Extracted data entries
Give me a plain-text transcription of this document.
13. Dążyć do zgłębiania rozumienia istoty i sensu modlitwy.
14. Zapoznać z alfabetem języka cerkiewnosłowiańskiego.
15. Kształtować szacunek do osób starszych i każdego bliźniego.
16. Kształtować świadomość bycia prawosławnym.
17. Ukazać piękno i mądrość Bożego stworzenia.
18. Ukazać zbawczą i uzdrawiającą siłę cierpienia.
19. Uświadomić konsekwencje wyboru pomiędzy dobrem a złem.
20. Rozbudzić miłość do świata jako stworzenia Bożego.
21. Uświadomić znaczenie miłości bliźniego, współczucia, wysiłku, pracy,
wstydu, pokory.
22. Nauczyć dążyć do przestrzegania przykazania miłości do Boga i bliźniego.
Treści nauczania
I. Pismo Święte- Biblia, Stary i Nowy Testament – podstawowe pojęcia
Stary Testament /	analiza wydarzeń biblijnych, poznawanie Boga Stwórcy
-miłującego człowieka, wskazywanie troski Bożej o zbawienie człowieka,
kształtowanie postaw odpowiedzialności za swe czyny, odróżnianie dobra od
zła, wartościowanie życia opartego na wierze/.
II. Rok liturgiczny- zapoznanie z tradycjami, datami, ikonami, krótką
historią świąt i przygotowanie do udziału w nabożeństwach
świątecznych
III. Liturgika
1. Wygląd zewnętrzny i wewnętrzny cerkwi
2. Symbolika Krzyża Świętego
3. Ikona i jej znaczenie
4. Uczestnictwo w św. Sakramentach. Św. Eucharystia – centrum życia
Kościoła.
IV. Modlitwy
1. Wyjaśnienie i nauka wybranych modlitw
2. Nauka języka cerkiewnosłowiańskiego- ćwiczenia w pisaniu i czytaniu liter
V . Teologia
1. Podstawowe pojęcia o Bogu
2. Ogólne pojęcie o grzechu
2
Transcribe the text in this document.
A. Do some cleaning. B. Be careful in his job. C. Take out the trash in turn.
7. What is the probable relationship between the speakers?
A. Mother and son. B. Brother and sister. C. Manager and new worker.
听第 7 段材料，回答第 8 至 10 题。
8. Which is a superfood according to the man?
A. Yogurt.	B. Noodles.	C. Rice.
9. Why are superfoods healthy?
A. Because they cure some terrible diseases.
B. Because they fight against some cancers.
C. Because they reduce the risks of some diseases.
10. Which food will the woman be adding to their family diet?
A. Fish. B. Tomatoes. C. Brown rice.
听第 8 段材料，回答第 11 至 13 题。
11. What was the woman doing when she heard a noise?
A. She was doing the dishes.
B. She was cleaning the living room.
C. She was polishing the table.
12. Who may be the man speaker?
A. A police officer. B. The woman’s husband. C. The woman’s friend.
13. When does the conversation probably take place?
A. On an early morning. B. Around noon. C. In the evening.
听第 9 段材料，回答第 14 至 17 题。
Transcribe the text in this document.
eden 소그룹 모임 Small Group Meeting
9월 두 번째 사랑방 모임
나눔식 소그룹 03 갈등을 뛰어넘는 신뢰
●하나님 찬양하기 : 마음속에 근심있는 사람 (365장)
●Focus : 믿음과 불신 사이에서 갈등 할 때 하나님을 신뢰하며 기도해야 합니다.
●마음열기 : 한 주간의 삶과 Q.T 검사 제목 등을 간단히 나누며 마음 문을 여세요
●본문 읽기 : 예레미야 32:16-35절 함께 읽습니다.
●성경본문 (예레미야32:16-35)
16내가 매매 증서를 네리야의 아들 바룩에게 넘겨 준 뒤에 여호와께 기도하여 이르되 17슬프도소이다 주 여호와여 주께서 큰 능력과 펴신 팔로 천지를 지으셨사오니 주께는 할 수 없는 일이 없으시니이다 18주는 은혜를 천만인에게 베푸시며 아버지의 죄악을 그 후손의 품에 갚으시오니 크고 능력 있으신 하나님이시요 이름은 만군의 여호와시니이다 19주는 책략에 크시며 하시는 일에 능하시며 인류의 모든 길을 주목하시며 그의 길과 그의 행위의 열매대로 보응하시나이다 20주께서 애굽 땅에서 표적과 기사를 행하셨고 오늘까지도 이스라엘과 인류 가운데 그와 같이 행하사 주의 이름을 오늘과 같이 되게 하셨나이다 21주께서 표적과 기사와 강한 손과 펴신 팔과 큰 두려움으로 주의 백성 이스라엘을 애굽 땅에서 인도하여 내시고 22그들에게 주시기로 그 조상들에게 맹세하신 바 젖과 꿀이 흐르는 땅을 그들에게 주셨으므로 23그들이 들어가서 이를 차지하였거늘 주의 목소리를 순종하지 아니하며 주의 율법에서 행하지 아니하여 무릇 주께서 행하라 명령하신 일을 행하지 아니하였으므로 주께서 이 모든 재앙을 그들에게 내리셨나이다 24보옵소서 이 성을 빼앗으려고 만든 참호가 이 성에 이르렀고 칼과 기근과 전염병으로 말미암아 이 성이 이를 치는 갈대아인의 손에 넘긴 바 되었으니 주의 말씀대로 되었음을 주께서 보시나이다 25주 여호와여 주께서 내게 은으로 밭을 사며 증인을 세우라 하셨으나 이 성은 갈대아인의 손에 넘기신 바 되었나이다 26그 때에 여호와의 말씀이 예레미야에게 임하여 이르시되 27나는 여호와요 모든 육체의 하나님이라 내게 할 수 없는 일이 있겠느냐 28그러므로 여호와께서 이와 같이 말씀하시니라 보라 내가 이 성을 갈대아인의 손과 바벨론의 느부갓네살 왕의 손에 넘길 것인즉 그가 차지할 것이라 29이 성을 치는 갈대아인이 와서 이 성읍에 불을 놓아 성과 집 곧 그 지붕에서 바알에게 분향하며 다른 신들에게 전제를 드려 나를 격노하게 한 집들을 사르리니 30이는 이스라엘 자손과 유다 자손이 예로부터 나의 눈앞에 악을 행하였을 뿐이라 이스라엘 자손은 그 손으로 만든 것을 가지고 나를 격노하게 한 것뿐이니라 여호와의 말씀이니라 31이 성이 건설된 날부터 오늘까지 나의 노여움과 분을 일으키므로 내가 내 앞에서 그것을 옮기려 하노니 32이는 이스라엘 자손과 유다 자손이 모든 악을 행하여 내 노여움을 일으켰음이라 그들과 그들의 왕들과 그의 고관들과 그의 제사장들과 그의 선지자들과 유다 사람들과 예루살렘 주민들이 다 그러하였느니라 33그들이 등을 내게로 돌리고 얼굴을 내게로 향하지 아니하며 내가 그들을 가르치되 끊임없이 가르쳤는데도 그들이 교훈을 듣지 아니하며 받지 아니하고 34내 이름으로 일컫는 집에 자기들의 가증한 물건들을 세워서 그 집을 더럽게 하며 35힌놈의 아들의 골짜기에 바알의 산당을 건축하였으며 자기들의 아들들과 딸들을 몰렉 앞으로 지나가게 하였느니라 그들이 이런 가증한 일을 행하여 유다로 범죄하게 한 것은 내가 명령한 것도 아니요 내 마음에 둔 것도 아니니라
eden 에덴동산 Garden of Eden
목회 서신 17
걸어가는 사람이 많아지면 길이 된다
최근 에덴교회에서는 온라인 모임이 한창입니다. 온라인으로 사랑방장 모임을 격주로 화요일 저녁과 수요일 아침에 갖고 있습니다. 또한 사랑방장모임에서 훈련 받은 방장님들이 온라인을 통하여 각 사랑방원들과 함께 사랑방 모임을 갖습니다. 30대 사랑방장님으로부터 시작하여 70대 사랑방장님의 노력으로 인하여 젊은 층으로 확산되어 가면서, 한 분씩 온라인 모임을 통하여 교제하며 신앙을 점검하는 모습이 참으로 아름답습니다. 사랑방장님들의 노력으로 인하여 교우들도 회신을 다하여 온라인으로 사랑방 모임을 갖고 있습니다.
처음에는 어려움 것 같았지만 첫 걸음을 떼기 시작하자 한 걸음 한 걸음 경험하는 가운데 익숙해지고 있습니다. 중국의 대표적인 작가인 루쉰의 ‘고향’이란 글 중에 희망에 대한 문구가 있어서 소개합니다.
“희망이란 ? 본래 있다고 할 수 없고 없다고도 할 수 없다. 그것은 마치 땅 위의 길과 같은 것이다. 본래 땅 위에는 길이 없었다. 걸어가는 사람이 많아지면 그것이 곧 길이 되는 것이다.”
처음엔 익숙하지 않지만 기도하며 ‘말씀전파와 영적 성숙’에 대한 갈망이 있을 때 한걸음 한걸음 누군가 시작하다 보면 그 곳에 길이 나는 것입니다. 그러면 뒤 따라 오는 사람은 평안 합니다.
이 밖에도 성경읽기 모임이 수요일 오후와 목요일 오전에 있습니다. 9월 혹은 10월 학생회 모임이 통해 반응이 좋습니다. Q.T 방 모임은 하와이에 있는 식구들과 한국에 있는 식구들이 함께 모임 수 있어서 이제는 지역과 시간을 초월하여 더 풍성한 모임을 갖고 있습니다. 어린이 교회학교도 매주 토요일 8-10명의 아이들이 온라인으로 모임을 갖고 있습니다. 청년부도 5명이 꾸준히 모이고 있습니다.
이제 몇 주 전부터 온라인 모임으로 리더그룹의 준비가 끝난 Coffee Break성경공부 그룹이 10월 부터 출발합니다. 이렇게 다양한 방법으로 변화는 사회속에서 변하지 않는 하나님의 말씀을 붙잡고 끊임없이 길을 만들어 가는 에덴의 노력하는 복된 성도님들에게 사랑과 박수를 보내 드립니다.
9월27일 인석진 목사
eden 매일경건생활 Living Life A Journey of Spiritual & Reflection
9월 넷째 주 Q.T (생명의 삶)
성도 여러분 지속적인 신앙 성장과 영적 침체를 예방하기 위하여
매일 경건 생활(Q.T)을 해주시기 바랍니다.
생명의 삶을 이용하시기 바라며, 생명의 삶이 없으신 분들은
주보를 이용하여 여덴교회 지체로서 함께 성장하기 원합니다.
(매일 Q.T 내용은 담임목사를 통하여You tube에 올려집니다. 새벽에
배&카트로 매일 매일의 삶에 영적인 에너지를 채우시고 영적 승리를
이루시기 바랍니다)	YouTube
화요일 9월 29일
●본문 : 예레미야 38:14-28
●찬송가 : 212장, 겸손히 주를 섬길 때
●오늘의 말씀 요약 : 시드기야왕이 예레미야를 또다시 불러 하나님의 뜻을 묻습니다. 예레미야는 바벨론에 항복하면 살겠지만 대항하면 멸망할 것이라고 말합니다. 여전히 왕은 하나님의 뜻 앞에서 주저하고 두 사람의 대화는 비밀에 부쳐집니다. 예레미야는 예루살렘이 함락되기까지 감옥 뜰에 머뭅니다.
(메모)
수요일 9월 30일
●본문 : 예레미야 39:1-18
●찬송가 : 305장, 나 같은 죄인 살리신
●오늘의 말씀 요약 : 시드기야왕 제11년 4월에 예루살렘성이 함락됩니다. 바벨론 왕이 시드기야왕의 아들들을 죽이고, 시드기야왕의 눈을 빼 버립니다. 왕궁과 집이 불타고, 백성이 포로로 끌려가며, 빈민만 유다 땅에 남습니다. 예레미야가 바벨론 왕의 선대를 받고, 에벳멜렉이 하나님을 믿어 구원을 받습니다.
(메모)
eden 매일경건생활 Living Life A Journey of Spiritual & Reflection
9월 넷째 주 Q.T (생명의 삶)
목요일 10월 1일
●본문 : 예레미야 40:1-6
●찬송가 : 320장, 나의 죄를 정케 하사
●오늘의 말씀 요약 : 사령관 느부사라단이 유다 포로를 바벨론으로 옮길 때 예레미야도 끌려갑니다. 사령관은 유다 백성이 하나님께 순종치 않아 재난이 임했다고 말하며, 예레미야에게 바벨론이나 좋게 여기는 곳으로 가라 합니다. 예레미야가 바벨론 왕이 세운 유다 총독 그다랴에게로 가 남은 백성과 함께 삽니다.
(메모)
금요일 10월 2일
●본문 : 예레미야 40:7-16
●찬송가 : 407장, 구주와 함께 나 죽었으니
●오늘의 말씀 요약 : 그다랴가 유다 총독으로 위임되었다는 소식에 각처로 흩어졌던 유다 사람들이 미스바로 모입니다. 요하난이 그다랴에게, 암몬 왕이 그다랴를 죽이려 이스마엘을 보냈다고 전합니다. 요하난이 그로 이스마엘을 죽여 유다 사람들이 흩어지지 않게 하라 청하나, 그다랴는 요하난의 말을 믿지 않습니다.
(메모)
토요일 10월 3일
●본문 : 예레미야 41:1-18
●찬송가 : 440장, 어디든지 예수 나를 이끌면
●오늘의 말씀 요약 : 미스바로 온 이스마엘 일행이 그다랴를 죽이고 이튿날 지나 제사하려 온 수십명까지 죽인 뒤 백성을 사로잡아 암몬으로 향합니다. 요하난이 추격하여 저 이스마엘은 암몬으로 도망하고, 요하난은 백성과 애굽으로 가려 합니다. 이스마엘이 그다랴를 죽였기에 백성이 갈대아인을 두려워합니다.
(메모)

WHAT NEEDS TO BE DONE
Calculate how many lines of the material include the string "미스바로", and state that number by itself.

WORKED ANSWER
2